=== PROVIDED DATA ===

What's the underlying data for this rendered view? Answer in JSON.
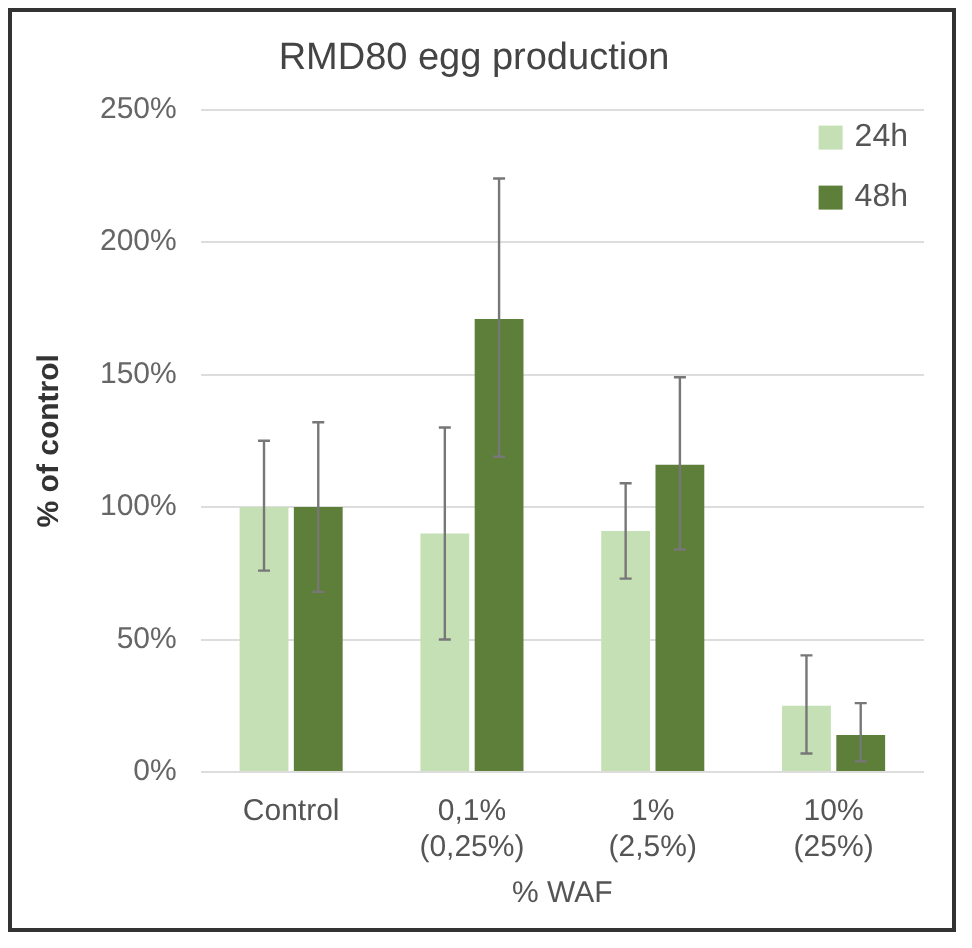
{
  "chart_data": {
    "type": "bar",
    "title": "RMD80 egg production",
    "xlabel": "% WAF",
    "ylabel": "% of control",
    "categories": [
      "Control",
      "0,1%\n(0,25%)",
      "1%\n(2,5%)",
      "10%\n(25%)"
    ],
    "series": [
      {
        "name": "24h",
        "color": "#c5e0b4",
        "values": [
          100,
          90,
          91,
          25
        ],
        "errors": [
          [
            76,
            125
          ],
          [
            50,
            130
          ],
          [
            73,
            109
          ],
          [
            7,
            44
          ]
        ]
      },
      {
        "name": "48h",
        "color": "#5e7f3a",
        "values": [
          100,
          171,
          116,
          14
        ],
        "errors": [
          [
            68,
            132
          ],
          [
            119,
            224
          ],
          [
            84,
            149
          ],
          [
            4,
            26
          ]
        ]
      }
    ],
    "ylim": [
      0,
      250
    ],
    "yticks": [
      {
        "value": 0,
        "label": "0%"
      },
      {
        "value": 50,
        "label": "50%"
      },
      {
        "value": 100,
        "label": "100%"
      },
      {
        "value": 150,
        "label": "150%"
      },
      {
        "value": 200,
        "label": "200%"
      },
      {
        "value": 250,
        "label": "250%"
      }
    ],
    "grid": "y",
    "legend": "top right"
  }
}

===

■ EXERCISE TASK:
Reproduce each entry precisely, dropping only the pictures.

■ OUTPUT OF THE EXERCISE:
What's the underlying data for this rendered view? Answer in JSON.
{
  "chart_data": {
    "type": "bar",
    "title": "RMD80 egg production",
    "xlabel": "% WAF",
    "ylabel": "% of control",
    "categories": [
      "Control",
      "0,1%\n(0,25%)",
      "1%\n(2,5%)",
      "10%\n(25%)"
    ],
    "series": [
      {
        "name": "24h",
        "color": "#c5e0b4",
        "values": [
          100,
          90,
          91,
          25
        ],
        "errors": [
          [
            76,
            125
          ],
          [
            50,
            130
          ],
          [
            73,
            109
          ],
          [
            7,
            44
          ]
        ]
      },
      {
        "name": "48h",
        "color": "#5e7f3a",
        "values": [
          100,
          171,
          116,
          14
        ],
        "errors": [
          [
            68,
            132
          ],
          [
            119,
            224
          ],
          [
            84,
            149
          ],
          [
            4,
            26
          ]
        ]
      }
    ],
    "ylim": [
      0,
      250
    ],
    "yticks": [
      {
        "value": 0,
        "label": "0%"
      },
      {
        "value": 50,
        "label": "50%"
      },
      {
        "value": 100,
        "label": "100%"
      },
      {
        "value": 150,
        "label": "150%"
      },
      {
        "value": 200,
        "label": "200%"
      },
      {
        "value": 250,
        "label": "250%"
      }
    ],
    "grid": "y",
    "legend": "top right"
  }
}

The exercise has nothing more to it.